ENTRIES =
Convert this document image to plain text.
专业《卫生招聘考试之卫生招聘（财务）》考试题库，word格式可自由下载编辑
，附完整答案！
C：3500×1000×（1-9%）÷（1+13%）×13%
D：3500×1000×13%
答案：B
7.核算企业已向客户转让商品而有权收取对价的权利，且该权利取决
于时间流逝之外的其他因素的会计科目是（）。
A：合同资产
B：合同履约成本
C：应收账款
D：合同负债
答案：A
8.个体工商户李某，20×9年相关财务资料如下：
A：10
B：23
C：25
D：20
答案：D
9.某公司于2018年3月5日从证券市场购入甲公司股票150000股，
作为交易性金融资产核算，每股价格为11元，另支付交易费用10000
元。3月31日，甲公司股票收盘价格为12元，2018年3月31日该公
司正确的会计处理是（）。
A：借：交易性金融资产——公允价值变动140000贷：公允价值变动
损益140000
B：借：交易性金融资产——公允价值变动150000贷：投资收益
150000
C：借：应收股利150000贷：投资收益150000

EXERCISE GOAL =
Please copy out each record, character for character.

EXERCISE RESPONSE =
Convert this document image to plain text.
专业《卫生招聘考试之卫生招聘（财务）》考试题库，word格式可自由下载编辑
，附完整答案！
C：3500×1000×（1-9%）÷（1+13%）×13%
D：3500×1000×13%
答案：B
7.核算企业已向客户转让商品而有权收取对价的权利，且该权利取决
于时间流逝之外的其他因素的会计科目是（）。
A：合同资产
B：合同履约成本
C：应收账款
D：合同负债
答案：A
8.个体工商户李某，20×9年相关财务资料如下：
A：10
B：23
C：25
D：20
答案：D
9.某公司于2018年3月5日从证券市场购入甲公司股票150000股，
作为交易性金融资产核算，每股价格为11元，另支付交易费用10000
元。3月31日，甲公司股票收盘价格为12元，2018年3月31日该公
司正确的会计处理是（）。
A：借：交易性金融资产——公允价值变动140000贷：公允价值变动
损益140000
B：借：交易性金融资产——公允价值变动150000贷：投资收益
150000
C：借：应收股利150000贷：投资收益150000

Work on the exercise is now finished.